Given task.
Every record below is to be retyped exactly.

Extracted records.
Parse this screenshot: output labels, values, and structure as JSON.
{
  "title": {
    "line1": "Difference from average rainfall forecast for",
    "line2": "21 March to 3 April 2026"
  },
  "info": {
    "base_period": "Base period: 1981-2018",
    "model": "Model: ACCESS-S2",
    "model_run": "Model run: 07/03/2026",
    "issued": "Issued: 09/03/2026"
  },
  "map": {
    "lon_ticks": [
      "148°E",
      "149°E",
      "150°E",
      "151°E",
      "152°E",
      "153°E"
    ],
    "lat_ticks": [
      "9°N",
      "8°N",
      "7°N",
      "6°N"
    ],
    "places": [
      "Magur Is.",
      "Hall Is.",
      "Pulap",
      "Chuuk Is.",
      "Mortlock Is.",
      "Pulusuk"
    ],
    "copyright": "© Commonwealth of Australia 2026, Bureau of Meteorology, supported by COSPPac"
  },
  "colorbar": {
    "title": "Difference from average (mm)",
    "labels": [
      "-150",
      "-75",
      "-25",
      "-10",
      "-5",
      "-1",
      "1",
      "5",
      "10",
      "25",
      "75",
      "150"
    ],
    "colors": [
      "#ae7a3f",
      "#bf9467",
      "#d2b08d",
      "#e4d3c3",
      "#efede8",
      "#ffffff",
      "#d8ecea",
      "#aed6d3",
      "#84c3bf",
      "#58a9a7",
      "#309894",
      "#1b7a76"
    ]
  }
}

Result for this task.
Parse this screenshot: output labels, values, and structure as JSON.
{
  "title": {
    "line1": "Difference from average rainfall forecast for",
    "line2": "21 March to 3 April 2026"
  },
  "info": {
    "base_period": "Base period: 1981-2018",
    "model": "Model: ACCESS-S2",
    "model_run": "Model run: 07/03/2026",
    "issued": "Issued: 09/03/2026"
  },
  "map": {
    "lon_ticks": [
      "148°E",
      "149°E",
      "150°E",
      "151°E",
      "152°E",
      "153°E"
    ],
    "lat_ticks": [
      "9°N",
      "8°N",
      "7°N",
      "6°N"
    ],
    "places": [
      "Magur Is.",
      "Hall Is.",
      "Pulap",
      "Chuuk Is.",
      "Mortlock Is.",
      "Pulusuk"
    ],
    "copyright": "© Commonwealth of Australia 2026, Bureau of Meteorology, supported by COSPPac"
  },
  "colorbar": {
    "title": "Difference from average (mm)",
    "labels": [
      "-150",
      "-75",
      "-25",
      "-10",
      "-5",
      "-1",
      "1",
      "5",
      "10",
      "25",
      "75",
      "150"
    ],
    "colors": [
      "#ae7a3f",
      "#bf9467",
      "#d2b08d",
      "#e4d3c3",
      "#efede8",
      "#ffffff",
      "#d8ecea",
      "#aed6d3",
      "#84c3bf",
      "#58a9a7",
      "#309894",
      "#1b7a76"
    ]
  }
}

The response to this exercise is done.